-- WHAT YOU NEED TO DO --
Go through the records and extract every line with the word "this".

Segment Start: INFORMATION PROVIDED

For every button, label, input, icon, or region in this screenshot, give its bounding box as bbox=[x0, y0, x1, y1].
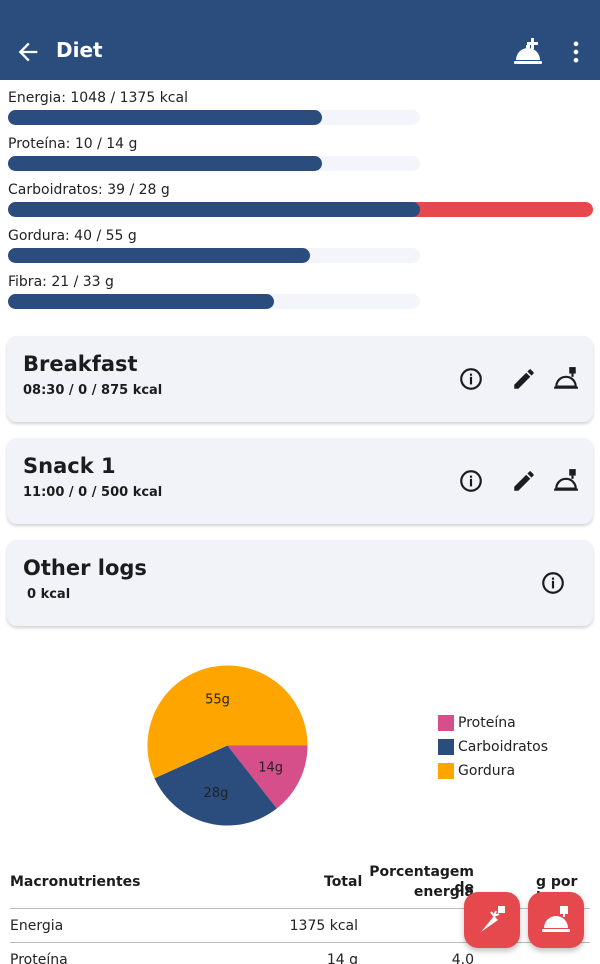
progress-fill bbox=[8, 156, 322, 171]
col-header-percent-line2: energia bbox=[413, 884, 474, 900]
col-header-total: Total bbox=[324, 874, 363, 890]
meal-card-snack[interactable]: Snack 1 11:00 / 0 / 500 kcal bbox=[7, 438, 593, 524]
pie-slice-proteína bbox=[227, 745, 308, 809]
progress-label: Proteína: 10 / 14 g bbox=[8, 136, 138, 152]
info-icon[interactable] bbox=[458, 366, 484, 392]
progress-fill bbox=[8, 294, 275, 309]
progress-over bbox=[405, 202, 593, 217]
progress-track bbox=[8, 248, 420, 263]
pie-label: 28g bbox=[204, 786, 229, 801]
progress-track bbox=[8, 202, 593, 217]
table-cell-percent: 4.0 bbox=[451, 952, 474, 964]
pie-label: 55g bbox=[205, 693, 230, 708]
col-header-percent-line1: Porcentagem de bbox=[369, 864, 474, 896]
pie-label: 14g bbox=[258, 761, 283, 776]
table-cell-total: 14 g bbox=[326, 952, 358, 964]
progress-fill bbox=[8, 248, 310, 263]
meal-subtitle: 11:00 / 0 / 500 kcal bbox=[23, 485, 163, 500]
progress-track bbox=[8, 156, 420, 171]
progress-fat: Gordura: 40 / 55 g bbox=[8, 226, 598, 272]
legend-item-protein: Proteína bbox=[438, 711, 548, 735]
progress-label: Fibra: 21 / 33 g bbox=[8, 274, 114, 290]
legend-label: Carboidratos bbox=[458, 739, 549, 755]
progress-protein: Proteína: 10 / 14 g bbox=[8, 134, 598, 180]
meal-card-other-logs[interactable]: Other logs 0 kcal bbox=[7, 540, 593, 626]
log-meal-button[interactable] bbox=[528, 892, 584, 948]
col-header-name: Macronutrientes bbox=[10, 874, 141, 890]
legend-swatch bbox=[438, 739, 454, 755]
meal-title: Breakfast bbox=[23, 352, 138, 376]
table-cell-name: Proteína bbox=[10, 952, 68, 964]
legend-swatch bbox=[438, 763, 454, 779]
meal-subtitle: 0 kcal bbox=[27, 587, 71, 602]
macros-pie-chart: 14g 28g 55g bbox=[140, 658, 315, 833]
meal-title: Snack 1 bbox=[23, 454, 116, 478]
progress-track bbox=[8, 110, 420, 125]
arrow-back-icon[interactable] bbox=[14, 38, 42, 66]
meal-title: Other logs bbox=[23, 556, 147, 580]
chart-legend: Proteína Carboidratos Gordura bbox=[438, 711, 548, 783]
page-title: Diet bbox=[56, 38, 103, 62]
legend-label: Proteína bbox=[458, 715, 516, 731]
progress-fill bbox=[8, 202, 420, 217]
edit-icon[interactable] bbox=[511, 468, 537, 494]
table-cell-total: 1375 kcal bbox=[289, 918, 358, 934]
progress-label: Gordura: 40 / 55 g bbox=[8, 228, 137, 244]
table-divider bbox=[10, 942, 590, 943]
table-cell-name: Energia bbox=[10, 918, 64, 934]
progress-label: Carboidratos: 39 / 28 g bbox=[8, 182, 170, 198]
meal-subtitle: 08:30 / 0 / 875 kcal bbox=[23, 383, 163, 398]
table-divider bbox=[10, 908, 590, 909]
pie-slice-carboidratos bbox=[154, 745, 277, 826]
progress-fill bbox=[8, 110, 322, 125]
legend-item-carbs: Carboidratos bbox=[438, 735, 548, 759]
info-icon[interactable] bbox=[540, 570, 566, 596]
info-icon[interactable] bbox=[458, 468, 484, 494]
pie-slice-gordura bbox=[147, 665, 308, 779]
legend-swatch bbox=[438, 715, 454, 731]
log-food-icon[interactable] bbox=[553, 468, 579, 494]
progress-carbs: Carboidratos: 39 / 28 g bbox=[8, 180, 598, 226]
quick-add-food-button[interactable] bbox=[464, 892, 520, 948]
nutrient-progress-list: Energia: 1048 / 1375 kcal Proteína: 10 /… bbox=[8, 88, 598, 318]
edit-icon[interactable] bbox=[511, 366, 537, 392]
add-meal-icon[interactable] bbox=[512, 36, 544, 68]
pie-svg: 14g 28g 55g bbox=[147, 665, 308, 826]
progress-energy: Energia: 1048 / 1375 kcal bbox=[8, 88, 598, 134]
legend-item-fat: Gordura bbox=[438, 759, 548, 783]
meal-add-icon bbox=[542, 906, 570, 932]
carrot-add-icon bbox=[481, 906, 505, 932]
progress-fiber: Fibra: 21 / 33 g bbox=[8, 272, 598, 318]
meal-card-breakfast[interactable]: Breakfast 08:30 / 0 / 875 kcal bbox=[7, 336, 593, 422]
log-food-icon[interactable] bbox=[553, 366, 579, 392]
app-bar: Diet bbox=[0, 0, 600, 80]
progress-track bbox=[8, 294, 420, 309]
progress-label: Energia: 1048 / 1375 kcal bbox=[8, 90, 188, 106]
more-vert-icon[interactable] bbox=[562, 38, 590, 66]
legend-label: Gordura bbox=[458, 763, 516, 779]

Segment End: INFORMATION PROVIDED
Segment Start: INFORMATION PROVIDED

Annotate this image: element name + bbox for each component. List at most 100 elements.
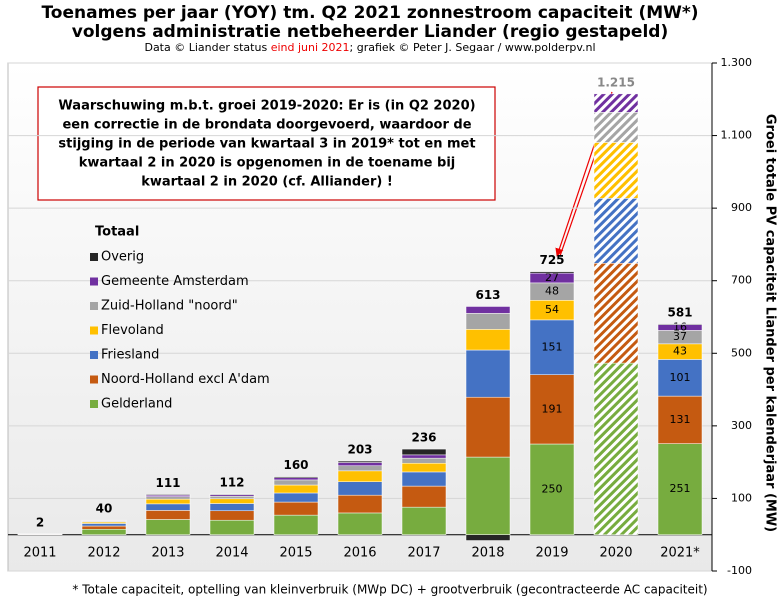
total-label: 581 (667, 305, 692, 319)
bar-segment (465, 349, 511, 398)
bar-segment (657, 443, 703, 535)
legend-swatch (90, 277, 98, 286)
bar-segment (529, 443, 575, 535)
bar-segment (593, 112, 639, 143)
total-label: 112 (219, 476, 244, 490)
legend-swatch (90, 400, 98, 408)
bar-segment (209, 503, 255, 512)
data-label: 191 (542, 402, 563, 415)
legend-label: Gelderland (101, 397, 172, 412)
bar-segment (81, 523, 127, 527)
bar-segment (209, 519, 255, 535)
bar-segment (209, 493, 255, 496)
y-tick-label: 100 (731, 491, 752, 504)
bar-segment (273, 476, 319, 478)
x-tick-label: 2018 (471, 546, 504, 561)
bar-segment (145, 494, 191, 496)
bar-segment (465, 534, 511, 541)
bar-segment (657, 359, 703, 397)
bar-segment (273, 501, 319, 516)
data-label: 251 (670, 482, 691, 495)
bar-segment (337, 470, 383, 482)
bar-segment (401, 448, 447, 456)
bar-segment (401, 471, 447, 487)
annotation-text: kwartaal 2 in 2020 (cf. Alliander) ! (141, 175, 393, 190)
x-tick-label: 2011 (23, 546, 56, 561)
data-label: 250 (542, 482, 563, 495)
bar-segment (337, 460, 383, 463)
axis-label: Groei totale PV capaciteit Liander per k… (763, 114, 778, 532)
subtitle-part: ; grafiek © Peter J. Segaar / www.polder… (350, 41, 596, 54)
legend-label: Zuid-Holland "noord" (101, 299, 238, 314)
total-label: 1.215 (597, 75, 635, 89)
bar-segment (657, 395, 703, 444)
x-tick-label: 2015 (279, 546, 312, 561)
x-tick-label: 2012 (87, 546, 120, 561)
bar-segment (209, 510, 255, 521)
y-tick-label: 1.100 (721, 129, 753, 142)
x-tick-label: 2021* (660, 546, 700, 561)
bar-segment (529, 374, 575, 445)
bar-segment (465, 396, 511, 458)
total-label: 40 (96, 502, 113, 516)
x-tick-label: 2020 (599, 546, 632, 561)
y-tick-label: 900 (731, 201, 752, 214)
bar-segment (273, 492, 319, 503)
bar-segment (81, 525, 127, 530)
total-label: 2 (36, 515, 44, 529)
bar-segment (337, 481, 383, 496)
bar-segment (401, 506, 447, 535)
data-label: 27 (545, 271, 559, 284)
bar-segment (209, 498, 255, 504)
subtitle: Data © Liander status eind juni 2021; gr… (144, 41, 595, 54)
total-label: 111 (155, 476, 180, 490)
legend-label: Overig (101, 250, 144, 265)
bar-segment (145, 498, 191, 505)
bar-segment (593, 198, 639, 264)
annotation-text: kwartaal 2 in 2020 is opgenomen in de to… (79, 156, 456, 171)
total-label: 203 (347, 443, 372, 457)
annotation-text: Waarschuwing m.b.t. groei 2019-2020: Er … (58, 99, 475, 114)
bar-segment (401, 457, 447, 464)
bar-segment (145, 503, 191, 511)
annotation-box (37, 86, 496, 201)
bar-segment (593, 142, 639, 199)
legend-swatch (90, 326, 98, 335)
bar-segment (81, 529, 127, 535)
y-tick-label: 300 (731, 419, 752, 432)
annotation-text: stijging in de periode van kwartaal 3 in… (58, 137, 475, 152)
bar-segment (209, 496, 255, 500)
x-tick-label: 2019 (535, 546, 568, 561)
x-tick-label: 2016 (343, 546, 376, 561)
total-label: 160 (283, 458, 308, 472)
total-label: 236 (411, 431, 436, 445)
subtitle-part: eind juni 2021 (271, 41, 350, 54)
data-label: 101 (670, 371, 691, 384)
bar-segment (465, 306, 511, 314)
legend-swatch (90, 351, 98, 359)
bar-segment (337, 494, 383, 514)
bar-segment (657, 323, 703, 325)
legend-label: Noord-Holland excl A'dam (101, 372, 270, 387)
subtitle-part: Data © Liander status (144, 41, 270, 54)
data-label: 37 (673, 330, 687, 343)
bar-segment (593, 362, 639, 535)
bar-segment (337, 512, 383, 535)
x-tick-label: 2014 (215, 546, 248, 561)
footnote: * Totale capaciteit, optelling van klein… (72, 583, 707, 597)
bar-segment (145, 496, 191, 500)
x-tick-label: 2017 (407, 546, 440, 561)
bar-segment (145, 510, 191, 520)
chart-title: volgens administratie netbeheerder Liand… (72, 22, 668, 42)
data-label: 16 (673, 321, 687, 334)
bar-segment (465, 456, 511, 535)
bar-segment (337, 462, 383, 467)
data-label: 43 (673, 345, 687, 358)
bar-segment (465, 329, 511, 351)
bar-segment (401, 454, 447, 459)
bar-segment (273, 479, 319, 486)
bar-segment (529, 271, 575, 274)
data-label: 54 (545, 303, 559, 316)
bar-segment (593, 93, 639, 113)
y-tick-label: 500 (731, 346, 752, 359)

Segment End: INFORMATION PROVIDED
Segment Start: INFORMATION PROVIDED

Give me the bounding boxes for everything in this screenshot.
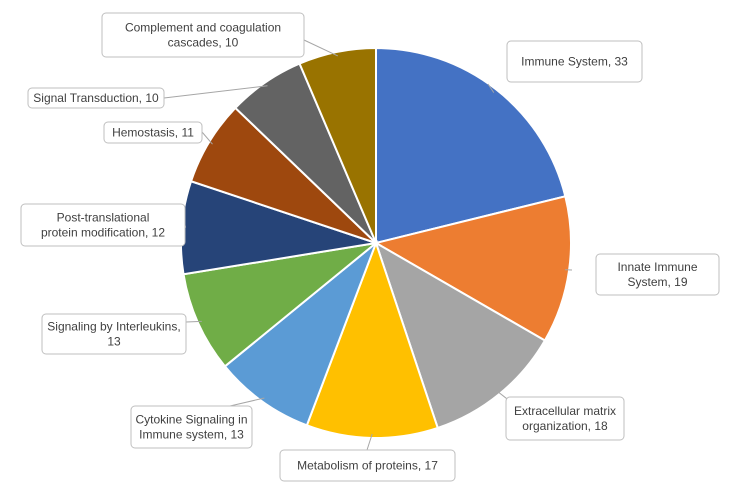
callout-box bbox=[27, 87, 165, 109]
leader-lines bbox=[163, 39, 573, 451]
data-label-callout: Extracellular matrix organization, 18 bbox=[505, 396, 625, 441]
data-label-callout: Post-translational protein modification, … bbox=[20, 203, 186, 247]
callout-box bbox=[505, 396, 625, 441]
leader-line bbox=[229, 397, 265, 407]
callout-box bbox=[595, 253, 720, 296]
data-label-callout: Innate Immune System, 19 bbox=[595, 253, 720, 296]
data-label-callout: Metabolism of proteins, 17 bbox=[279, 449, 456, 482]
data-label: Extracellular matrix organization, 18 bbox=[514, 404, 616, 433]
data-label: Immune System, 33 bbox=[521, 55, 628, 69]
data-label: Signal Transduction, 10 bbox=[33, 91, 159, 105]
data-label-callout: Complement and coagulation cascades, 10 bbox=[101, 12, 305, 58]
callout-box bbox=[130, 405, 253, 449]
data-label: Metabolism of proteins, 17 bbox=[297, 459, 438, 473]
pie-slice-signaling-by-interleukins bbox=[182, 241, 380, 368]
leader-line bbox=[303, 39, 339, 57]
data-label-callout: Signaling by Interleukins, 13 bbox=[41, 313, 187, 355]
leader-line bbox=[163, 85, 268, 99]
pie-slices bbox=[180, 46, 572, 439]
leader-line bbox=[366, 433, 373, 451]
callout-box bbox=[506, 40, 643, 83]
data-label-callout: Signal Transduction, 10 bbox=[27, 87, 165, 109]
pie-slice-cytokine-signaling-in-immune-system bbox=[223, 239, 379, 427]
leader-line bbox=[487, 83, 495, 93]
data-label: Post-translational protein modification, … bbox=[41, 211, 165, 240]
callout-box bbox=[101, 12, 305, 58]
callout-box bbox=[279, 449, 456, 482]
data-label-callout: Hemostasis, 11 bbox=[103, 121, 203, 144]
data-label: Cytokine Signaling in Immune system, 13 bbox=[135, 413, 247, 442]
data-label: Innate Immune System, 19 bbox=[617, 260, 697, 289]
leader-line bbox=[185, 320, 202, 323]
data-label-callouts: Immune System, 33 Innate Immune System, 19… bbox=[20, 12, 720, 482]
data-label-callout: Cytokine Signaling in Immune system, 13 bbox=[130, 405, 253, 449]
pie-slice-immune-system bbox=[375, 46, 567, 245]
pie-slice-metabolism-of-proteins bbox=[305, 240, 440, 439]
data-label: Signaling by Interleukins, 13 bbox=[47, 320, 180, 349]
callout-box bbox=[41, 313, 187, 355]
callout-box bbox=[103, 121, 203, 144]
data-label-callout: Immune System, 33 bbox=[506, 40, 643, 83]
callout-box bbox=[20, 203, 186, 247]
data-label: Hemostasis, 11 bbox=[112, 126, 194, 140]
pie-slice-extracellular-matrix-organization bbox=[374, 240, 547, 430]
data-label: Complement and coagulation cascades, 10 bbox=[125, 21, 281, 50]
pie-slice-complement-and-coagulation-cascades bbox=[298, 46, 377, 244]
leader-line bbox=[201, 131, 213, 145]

Segment End: INFORMATION PROVIDED

-- TASK RESPONSE --
For every button, label, input, icon, or region in this screenshot, give its bounding box as bbox=[x0, y0, x1, y1].
Annotate this image: element name + bbox for each component. List at most 100 elements.
Give me the bounding boxes for everything in this screenshot.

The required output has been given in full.